■ Work to complete ■
Write out the passage of the market commentary word for word, starting at "The NASDAQ Composite, which" and ending at "a downside breakout.".

■ Excerpt ■

* begin *

But that was then. During yesterday's session, volatility, as measured by the CBOE Volatility Index, more commonly referred to as the VIX, extended Tuesday's fall from a 2 ½ year-high, reaching an intraday low of 21.22, its highest level since November 9, when markets reacted to the initial shock of an unexpected Trump victory in US elections. However, volatility rebounded as the day progressed to close higher, at 27.73, its highest level since February 2016. The index remains about 40 percent above its average since 1990.
The turbulence was spurred by the auction of US 10-year Treasury notes which found little demand, provoking bond traders—still licking their wounds from last week’s reversal of the supply-demand balance that's been in place since late 2014—to increase supply, pushing the yield back above 2.8 percent.
In turn, equity traders, still nervous from the worst selloff in 6 ½ years only two days earlier, joined bond traders and increased supply. The selloff, which began at 11:15 EST, was replaced by the two groups acting in harmony.
Prices ranged between 13:15 and 15:45. However, equity traders didn’t want to remain exposed overnight and, as the close neared, inundated exchanges with sell orders. Volume spiked, topping 9 billion shares for a fourth straight day, the highest in seven months.
The rush to sell before the close ended the harmonious range and tipped the balance over to supply, pushing it below its uptrend line, suggesting a negative outlook. This pattern is true for all major US indices, save the Russell 2000, the only major index yesterday that was able to eke out a 0.1 percent advance.
Global Financial Affairs
The Dow Jones Industrial Average fell a bit below a rising channel, but not far enough to render a rebound unlikely. However, the daily volatility increases risk, as it swung 500 points from peak to trough.
The S&P 500 dropped 0.50 percent, led by the Energy sector which fell 1.67 percent. Technology followed, down 1.28 percent. The only two sectors that eked out any gains were Industrials, which rose 0.18 percent, followed by Financials, which advanced 0.12 percent. The S&P 500 erased an uptick that reached 1.2 percent at its highest, to close lower by 0.5 percent. It was the biggest reversal for the index since 2015.
The NASDAQ Composite, which is heavily weighted towards information technology companies, fared even worse. The heavy selling of mega cap technology shares pushed the index down by 0.9 percent, forming a bearish Rising Wedge, in which the harmonious range following the initial selloff is considered a downside breakout.
After yesterday’s highly volatile 10-year Treasury yield activity, in which yields rose as high as 2.861 but fell as low as 2.758, only to close with much ado about nothing at 2.808, today yields have resumed their rise, sitting at 2.83, as of 04:20 EST. Exacerbating the aftershocks from the global equity selloff, the rising yield continues to confuse intermarket analysis, with European shares falling, Asian equities rising and US futures swinging from losses to gains.
The Stoxx Europe 600 Index Index opened lower this morning, with miners leading the retreat. Earlier, shares listed on Japan’s TOPIX closed higher after a turbulent session while China stocks listed on the Shanghai Composite slumped for a third day even as Hong Kong equities listed on the Hang Seng climbed. S&P 500 Futures were up after dropping earlier in Asian trading.

* end *

■ Data block ■
* begin *

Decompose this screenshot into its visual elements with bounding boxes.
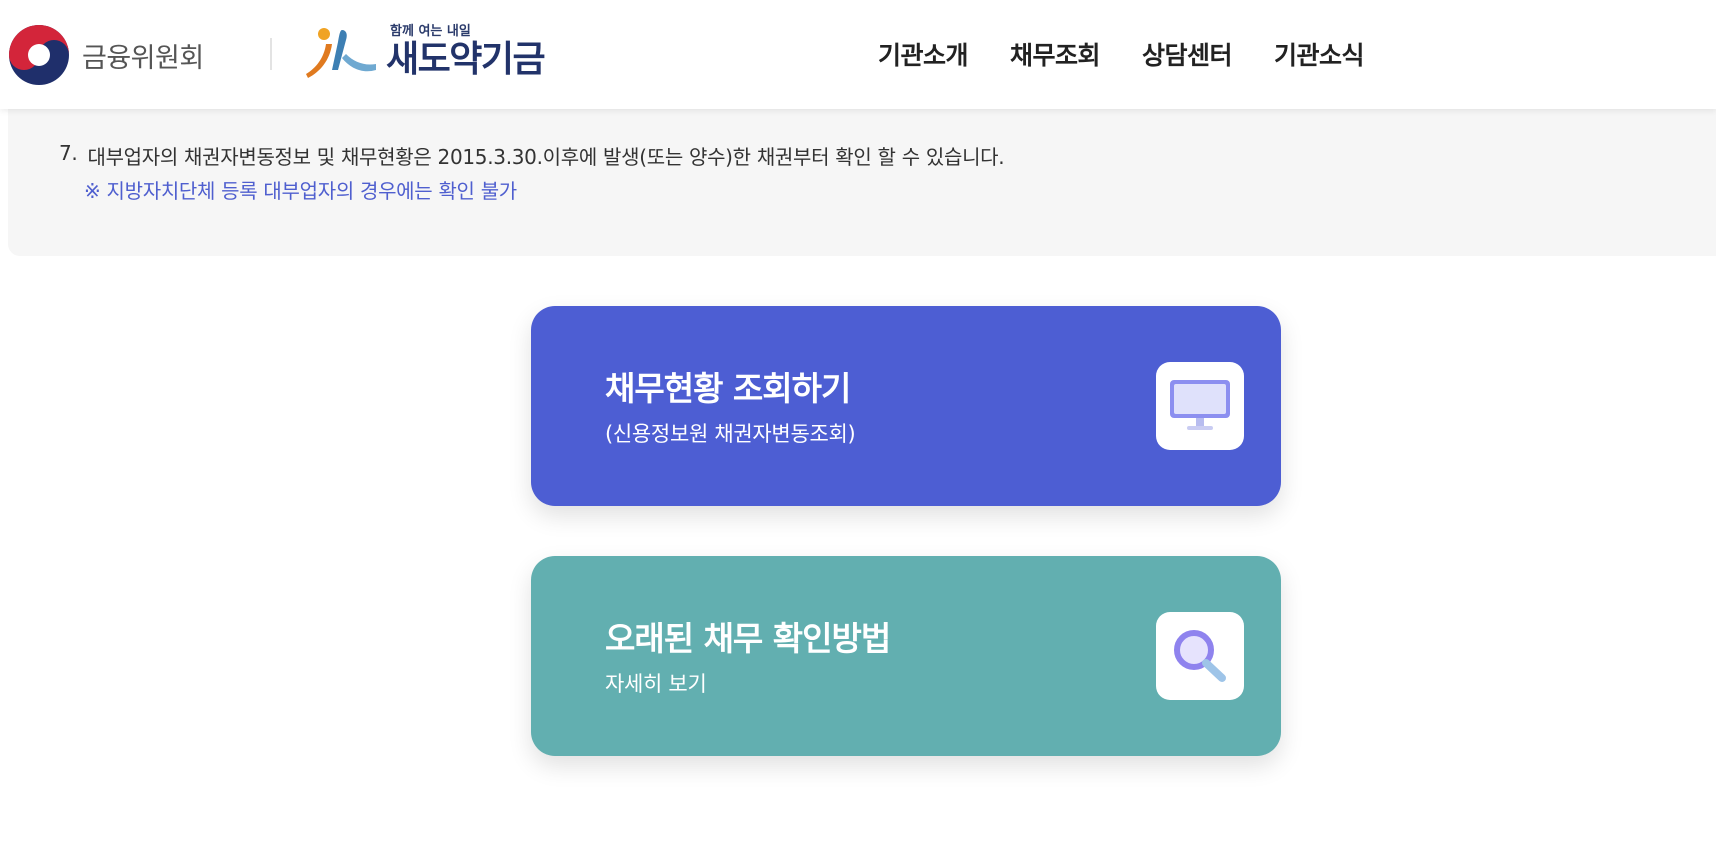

* end *

■ Reply ■
The NASDAQ Composite, which is heavily weighted towards information technology companies, fared even worse. The heavy selling of mega cap technology shares pushed the index down by 0.9 percent, forming a bearish Rising Wedge, in which the harmonious range following the initial selloff is considered a downside breakout.